やること –
• 1. 本文のうち、「注2)釈迦の空観は、本来相対」を含む語句で始まり「これは存在すると等随観する。」で終わる部分を、「森林」を「山林」に置き換えて書き直しなさい。
• 2. 次の(a)〜(c)が本文の内容と合っているかどうかを「はい」か「いいえ」で答え、判断の決め手となる本文の語句をそのまま引用しなさい。
(a) 注2によれば、釈迦の空観は本来絶対的なものであった。
(b) 等随観とは、智慧によって正しくくりかえし観察することである。
(c) 森林の想いによって心が煩わされることは存在しない。
• 3. 本文の注1で参照先として挙げられているのは何か。

本文 –
↓

注1)釈迦は慈悲によって衆生を<救済>するのではなく、衆生に救済への<道>を教えたのである(ウダーナヴァルガ第12章参照)。
注2)釈迦の空観は、本来相対的なものであったようである。今現にあるのではなく、想念としてあるものを、空として観ずることにより、次第に絶対的空に近づく、ある種の観想法なのである。
 「かれはこのようにさとる。
『たとい村の想いによって、どれほど心の煩わされるものがあろうとも、それらはここに存在しない。たとい住民の想いによって、どれほど心の煩わされるものがあろうとも、それらはここに存在しない。しかもなお、心の煩わされることが存在する。すなわち、ただ一つ、森林の想いによるものである』と。
 そして、かれは『村の想いにおいて、この想われるもの(表象作用の領域、ここでは村を指す)は空である』とさとる。『住民の想いにおいて、この想われるもの(住民)は空である』とさとる。『しかもなお、空でないことが存在する。すなわち、ただ一つ、森林の想いによるものである』とさとる。
 かくて、およそ、そこにないものは、そのことによって、それは空であると等随観(智慧によって正しくくりかえし観察すること)する。しかも、まだそこに残っているものがあるならば、その存在しているものを、これは存在すると等随観する。

↑

資料 –
↓

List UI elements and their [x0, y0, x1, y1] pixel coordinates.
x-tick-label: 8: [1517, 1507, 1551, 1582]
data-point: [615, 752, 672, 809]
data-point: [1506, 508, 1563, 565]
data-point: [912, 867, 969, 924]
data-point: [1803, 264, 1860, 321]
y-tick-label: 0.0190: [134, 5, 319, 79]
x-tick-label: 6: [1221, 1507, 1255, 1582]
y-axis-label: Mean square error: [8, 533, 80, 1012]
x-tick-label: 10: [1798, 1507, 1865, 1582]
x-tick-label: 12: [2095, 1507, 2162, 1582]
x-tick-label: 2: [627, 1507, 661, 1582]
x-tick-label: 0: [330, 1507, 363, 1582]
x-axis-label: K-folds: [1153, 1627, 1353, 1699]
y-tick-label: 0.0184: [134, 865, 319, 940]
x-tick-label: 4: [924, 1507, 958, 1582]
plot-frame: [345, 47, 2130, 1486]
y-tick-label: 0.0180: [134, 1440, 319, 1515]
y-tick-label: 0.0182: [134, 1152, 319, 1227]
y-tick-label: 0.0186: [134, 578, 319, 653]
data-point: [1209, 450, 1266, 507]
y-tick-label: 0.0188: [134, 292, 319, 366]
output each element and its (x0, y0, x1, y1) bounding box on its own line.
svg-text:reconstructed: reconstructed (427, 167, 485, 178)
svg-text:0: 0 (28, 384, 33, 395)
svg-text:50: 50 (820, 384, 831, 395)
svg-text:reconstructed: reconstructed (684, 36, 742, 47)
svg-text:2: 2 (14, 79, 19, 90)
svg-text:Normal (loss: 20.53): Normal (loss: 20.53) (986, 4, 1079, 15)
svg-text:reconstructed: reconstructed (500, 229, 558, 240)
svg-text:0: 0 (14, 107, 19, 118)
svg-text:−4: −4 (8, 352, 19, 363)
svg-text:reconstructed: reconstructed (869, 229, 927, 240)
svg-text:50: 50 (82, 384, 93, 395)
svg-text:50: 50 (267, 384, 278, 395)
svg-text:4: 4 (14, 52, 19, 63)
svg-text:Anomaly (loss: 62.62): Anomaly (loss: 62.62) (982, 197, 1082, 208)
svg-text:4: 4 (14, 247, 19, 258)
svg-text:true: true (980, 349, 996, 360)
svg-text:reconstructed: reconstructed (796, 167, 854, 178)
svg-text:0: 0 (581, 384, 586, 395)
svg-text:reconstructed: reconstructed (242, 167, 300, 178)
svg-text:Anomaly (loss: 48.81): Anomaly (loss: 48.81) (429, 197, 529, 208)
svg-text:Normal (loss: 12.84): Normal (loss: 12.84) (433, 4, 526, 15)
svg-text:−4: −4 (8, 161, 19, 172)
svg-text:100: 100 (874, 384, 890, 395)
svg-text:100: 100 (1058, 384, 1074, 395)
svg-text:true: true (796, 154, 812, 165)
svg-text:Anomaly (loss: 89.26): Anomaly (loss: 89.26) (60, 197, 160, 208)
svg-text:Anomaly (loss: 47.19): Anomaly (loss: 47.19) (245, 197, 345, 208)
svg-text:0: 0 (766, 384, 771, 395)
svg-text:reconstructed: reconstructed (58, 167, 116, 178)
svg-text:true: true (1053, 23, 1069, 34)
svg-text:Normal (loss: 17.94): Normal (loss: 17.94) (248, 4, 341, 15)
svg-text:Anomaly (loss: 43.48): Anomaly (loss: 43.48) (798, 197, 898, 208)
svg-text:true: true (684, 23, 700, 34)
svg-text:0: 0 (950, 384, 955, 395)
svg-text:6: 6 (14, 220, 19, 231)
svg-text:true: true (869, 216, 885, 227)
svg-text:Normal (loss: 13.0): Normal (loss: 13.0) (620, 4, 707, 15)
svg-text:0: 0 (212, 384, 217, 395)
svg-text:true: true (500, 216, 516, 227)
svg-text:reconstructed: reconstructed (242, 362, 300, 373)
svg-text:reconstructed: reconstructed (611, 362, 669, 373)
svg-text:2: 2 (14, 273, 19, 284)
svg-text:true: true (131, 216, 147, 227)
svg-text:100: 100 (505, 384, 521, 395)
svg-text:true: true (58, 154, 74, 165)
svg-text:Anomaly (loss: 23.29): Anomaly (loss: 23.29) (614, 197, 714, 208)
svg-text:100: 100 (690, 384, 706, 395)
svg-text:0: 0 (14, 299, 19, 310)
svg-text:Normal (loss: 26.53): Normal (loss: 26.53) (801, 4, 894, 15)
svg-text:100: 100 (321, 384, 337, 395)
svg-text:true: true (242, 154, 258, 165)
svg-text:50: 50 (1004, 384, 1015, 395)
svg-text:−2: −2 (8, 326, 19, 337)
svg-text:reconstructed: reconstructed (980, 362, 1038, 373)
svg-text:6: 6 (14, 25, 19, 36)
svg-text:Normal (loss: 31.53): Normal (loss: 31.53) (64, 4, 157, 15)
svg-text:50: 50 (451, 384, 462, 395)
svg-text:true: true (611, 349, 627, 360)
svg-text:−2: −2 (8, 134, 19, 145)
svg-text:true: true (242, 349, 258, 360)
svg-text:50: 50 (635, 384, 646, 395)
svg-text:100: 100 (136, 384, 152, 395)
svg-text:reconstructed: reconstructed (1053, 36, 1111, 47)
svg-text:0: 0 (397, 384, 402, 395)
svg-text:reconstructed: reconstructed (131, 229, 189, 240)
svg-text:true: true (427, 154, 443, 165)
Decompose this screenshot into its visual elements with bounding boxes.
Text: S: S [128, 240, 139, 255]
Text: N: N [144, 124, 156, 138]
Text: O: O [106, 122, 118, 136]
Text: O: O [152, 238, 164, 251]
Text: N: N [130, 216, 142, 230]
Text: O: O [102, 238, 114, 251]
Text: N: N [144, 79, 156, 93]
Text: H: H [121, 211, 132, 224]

↑

解答 –
• 1.
注2)釈迦の空観は、本来相対的なものであったようである。今現にあるのではなく、想念としてあるものを、空として観ずることにより、次第に絶対的空に近づく、ある種の観想法なのである。
 「かれはこのようにさとる。
『たとい村の想いによって、どれほど心の煩わされるものがあろうとも、それらはここに存在しない。たとい住民の想いによって、どれほど心の煩わされるものがあろうとも、それらはここに存在しない。しかもなお、心の煩わされることが存在する。すなわち、ただ一つ、山林の想いによるものである』と。
 そして、かれは『村の想いにおいて、この想われるもの(表象作用の領域、ここでは村を指す)は空である』とさとる。『住民の想いにおいて、この想われるもの(住民)は空である』とさとる。『しかもなお、空でないことが存在する。すなわち、ただ一つ、山林の想いによるものである』とさとる。
 かくて、およそ、そこにないものは、そのことによって、それは空であると等随観(智慧によって正しくくりかえし観察すること)する。しかも、まだそこに残っているものがあるならば、その存在しているものを、これは存在すると等随観する。

• 2.
(a) いいえ。「釈迦の空観は、本来相対的なものであったようである」
(b) はい。「等随観(智慧によって正しくくりかえし観察すること)」
(c) いいえ。「しかもなお、心の煩わされることが存在する。すなわち、ただ一つ、森林の想いによるものである」

• 3. ウダーナヴァルガ第12章